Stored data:
-*-*-

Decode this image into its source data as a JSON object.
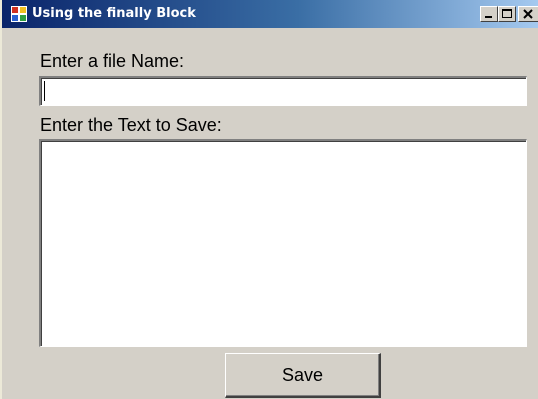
{
  "window": {
    "title": "Using the finally Block",
    "icon": "application-icon",
    "controls": [
      "minimize-icon",
      "maximize-icon",
      "close-icon"
    ]
  },
  "form": {
    "file_name_label": "Enter a file Name:",
    "file_name_value": "",
    "text_label": "Enter the Text to Save:",
    "text_value": "",
    "save_label": "Save"
  },
  "colors": {
    "title_bar_start": "#0a246a",
    "title_bar_end": "#a6caf0",
    "face": "#d4d0c8"
  }
}
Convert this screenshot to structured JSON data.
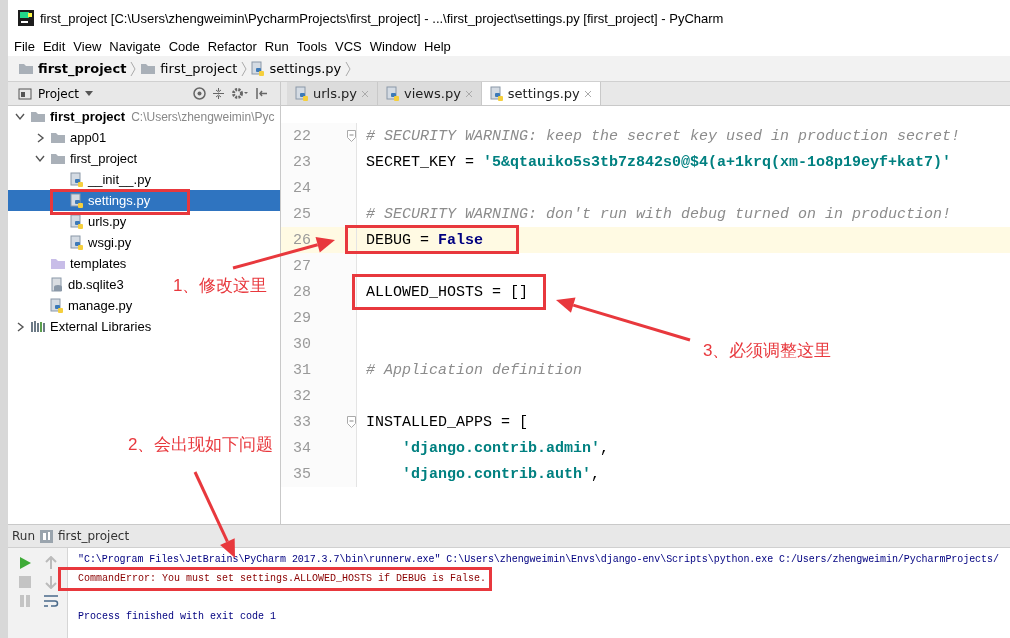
{
  "window": {
    "title": "first_project [C:\\Users\\zhengweimin\\PycharmProjects\\first_project] - ...\\first_project\\settings.py [first_project] - PyCharm"
  },
  "menu": [
    "File",
    "Edit",
    "View",
    "Navigate",
    "Code",
    "Refactor",
    "Run",
    "Tools",
    "VCS",
    "Window",
    "Help"
  ],
  "breadcrumb": [
    {
      "kind": "project",
      "label": "first_project"
    },
    {
      "kind": "folder",
      "label": "first_project"
    },
    {
      "kind": "python",
      "label": "settings.py"
    }
  ],
  "project_panel": {
    "title": "Project"
  },
  "tabs": [
    {
      "label": "urls.py",
      "selected": false
    },
    {
      "label": "views.py",
      "selected": false
    },
    {
      "label": "settings.py",
      "selected": true
    }
  ],
  "tree": [
    {
      "kind": "folder",
      "label": "first_project",
      "path": "C:\\Users\\zhengweimin\\Pyc",
      "expanded": true,
      "selected": false,
      "children": [
        {
          "kind": "folder",
          "label": "app01",
          "expanded": false,
          "selected": false
        },
        {
          "kind": "folder",
          "label": "first_project",
          "expanded": true,
          "selected": false,
          "children": [
            {
              "kind": "python",
              "label": "__init__.py",
              "selected": false
            },
            {
              "kind": "python",
              "label": "settings.py",
              "selected": true
            },
            {
              "kind": "python",
              "label": "urls.py",
              "selected": false
            },
            {
              "kind": "python",
              "label": "wsgi.py",
              "selected": false
            }
          ]
        },
        {
          "kind": "templates",
          "label": "templates",
          "selected": false
        },
        {
          "kind": "database",
          "label": "db.sqlite3",
          "selected": false
        },
        {
          "kind": "python",
          "label": "manage.py",
          "selected": false
        }
      ]
    },
    {
      "kind": "library",
      "label": "External Libraries",
      "expanded": false,
      "selected": false
    }
  ],
  "editor": {
    "lines": [
      {
        "number": "22",
        "fold": true,
        "tokens": [
          {
            "kind": "comment",
            "text": "# SECURITY WARNING: keep the secret key used in production secret!"
          }
        ]
      },
      {
        "number": "23",
        "tokens": [
          {
            "kind": "name",
            "text": "SECRET_KEY = "
          },
          {
            "kind": "string",
            "text": "'5&qtauiko5s3tb7z842s0@$4(a+1krq(xm-1o8p19eyf+kat7)'"
          }
        ]
      },
      {
        "number": "24"
      },
      {
        "number": "25",
        "tokens": [
          {
            "kind": "comment",
            "text": "# SECURITY WARNING: don't run with debug turned on in production!"
          }
        ]
      },
      {
        "number": "26",
        "current": true,
        "tokens": [
          {
            "kind": "name",
            "text": "DEBUG = "
          },
          {
            "kind": "keyword",
            "text": "False"
          }
        ]
      },
      {
        "number": "27"
      },
      {
        "number": "28",
        "tokens": [
          {
            "kind": "name",
            "text": "ALLOWED_HOSTS = []"
          }
        ]
      },
      {
        "number": "29"
      },
      {
        "number": "30"
      },
      {
        "number": "31",
        "tokens": [
          {
            "kind": "comment",
            "text": "# Application definition"
          }
        ]
      },
      {
        "number": "32"
      },
      {
        "number": "33",
        "fold": true,
        "tokens": [
          {
            "kind": "name",
            "text": "INSTALLED_APPS = ["
          }
        ]
      },
      {
        "number": "34",
        "indented": true,
        "tokens": [
          {
            "kind": "string",
            "text": "'django.contrib.admin'"
          },
          {
            "kind": "name",
            "text": ","
          }
        ]
      },
      {
        "number": "35",
        "indented": true,
        "tokens": [
          {
            "kind": "string",
            "text": "'django.contrib.auth'"
          },
          {
            "kind": "name",
            "text": ","
          }
        ]
      }
    ]
  },
  "run_panel": {
    "title": "Run",
    "config": "first_project",
    "output": [
      {
        "kind": "command",
        "text": "\"C:\\Program Files\\JetBrains\\PyCharm 2017.3.7\\bin\\runnerw.exe\" C:\\Users\\zhengweimin\\Envs\\django-env\\Scripts\\python.exe C:/Users/zhengweimin/PycharmProjects/"
      },
      {
        "kind": "error",
        "text": "CommandError: You must set settings.ALLOWED_HOSTS if DEBUG is False."
      },
      {
        "kind": "blank"
      },
      {
        "kind": "info",
        "text": "Process finished with exit code 1"
      }
    ]
  },
  "annotations": [
    {
      "text": "1、修改这里"
    },
    {
      "text": "2、会出现如下问题"
    },
    {
      "text": "3、必须调整这里"
    }
  ]
}
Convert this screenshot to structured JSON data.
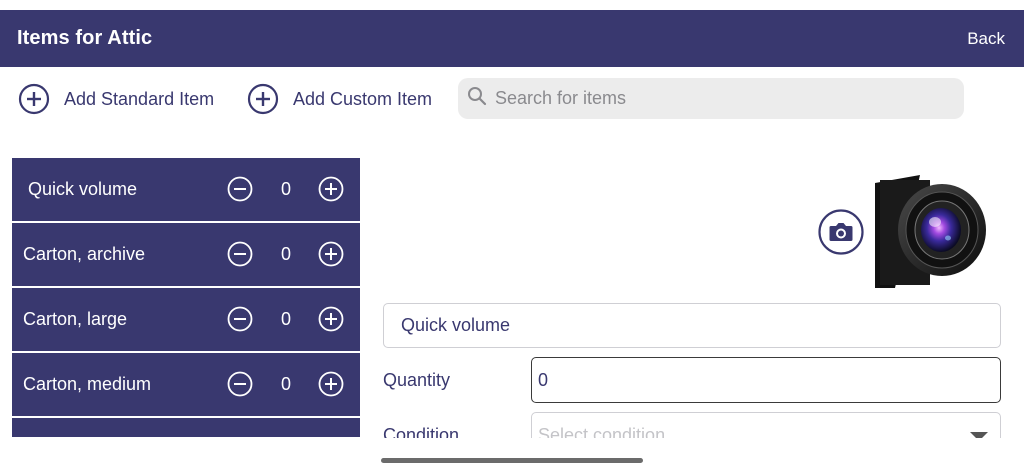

-*-*-

> _Challenge_:
Exclude the pictures and repeat every other part of the records word for word.

> _Exercise result_:
Decode this image into its source data as a JSON object.
{
  "window": {
    "title": "Using the finally Block",
    "icon": "application-icon",
    "controls": [
      "minimize-icon",
      "maximize-icon",
      "close-icon"
    ]
  },
  "form": {
    "file_name_label": "Enter a file Name:",
    "file_name_value": "",
    "text_label": "Enter the Text to Save:",
    "text_value": "",
    "save_label": "Save"
  },
  "colors": {
    "title_bar_start": "#0a246a",
    "title_bar_end": "#a6caf0",
    "face": "#d4d0c8"
  }
}
Convert this screenshot to structured JSON data.
{
  "window": {
    "title": "first_project [C:\\Users\\zhengweimin\\PycharmProjects\\first_project] - ...\\first_project\\settings.py [first_project] - PyCharm"
  },
  "menu": [
    "File",
    "Edit",
    "View",
    "Navigate",
    "Code",
    "Refactor",
    "Run",
    "Tools",
    "VCS",
    "Window",
    "Help"
  ],
  "breadcrumb": [
    {
      "kind": "project",
      "label": "first_project"
    },
    {
      "kind": "folder",
      "label": "first_project"
    },
    {
      "kind": "python",
      "label": "settings.py"
    }
  ],
  "project_panel": {
    "title": "Project"
  },
  "tabs": [
    {
      "label": "urls.py",
      "selected": false
    },
    {
      "label": "views.py",
      "selected": false
    },
    {
      "label": "settings.py",
      "selected": true
    }
  ],
  "tree": [
    {
      "kind": "folder",
      "label": "first_project",
      "path": "C:\\Users\\zhengweimin\\Pyc",
      "expanded": true,
      "selected": false,
      "children": [
        {
          "kind": "folder",
          "label": "app01",
          "expanded": false,
          "selected": false
        },
        {
          "kind": "folder",
          "label": "first_project",
          "expanded": true,
          "selected": false,
          "children": [
            {
              "kind": "python",
              "label": "__init__.py",
              "selected": false
            },
            {
              "kind": "python",
              "label": "settings.py",
              "selected": true
            },
            {
              "kind": "python",
              "label": "urls.py",
              "selected": false
            },
            {
              "kind": "python",
              "label": "wsgi.py",
              "selected": false
            }
          ]
        },
        {
          "kind": "templates",
          "label": "templates",
          "selected": false
        },
        {
          "kind": "database",
          "label": "db.sqlite3",
          "selected": false
        },
        {
          "kind": "python",
          "label": "manage.py",
          "selected": false
        }
      ]
    },
    {
      "kind": "library",
      "label": "External Libraries",
      "expanded": false,
      "selected": false
    }
  ],
  "editor": {
    "lines": [
      {
        "number": "22",
        "fold": true,
        "tokens": [
          {
            "kind": "comment",
            "text": "# SECURITY WARNING: keep the secret key used in production secret!"
          }
        ]
      },
      {
        "number": "23",
        "tokens": [
          {
            "kind": "name",
            "text": "SECRET_KEY = "
          },
          {
            "kind": "string",
            "text": "'5&qtauiko5s3tb7z842s0@$4(a+1krq(xm-1o8p19eyf+kat7)'"
          }
        ]
      },
      {
        "number": "24"
      },
      {
        "number": "25",
        "tokens": [
          {
            "kind": "comment",
            "text": "# SECURITY WARNING: don't run with debug turned on in production!"
          }
        ]
      },
      {
        "number": "26",
        "current": true,
        "tokens": [
          {
            "kind": "name",
            "text": "DEBUG = "
          },
          {
            "kind": "keyword",
            "text": "False"
          }
        ]
      },
      {
        "number": "27"
      },
      {
        "number": "28",
        "tokens": [
          {
            "kind": "name",
            "text": "ALLOWED_HOSTS = []"
          }
        ]
      },
      {
        "number": "29"
      },
      {
        "number": "30"
      },
      {
        "number": "31",
        "tokens": [
          {
            "kind": "comment",
            "text": "# Application definition"
          }
        ]
      },
      {
        "number": "32"
      },
      {
        "number": "33",
        "fold": true,
        "tokens": [
          {
            "kind": "name",
            "text": "INSTALLED_APPS = ["
          }
        ]
      },
      {
        "number": "34",
        "indented": true,
        "tokens": [
          {
            "kind": "string",
            "text": "'django.contrib.admin'"
          },
          {
            "kind": "name",
            "text": ","
          }
        ]
      },
      {
        "number": "35",
        "indented": true,
        "tokens": [
          {
            "kind": "string",
            "text": "'django.contrib.auth'"
          },
          {
            "kind": "name",
            "text": ","
          }
        ]
      }
    ]
  },
  "run_panel": {
    "title": "Run",
    "config": "first_project",
    "output": [
      {
        "kind": "command",
        "text": "\"C:\\Program Files\\JetBrains\\PyCharm 2017.3.7\\bin\\runnerw.exe\" C:\\Users\\zhengweimin\\Envs\\django-env\\Scripts\\python.exe C:/Users/zhengweimin/PycharmProjects/"
      },
      {
        "kind": "error",
        "text": "CommandError: You must set settings.ALLOWED_HOSTS if DEBUG is False."
      },
      {
        "kind": "blank"
      },
      {
        "kind": "info",
        "text": "Process finished with exit code 1"
      }
    ]
  },
  "annotations": [
    {
      "text": "1、修改这里"
    },
    {
      "text": "2、会出现如下问题"
    },
    {
      "text": "3、必须调整这里"
    }
  ]
}
Convert this screenshot to structured JSON data.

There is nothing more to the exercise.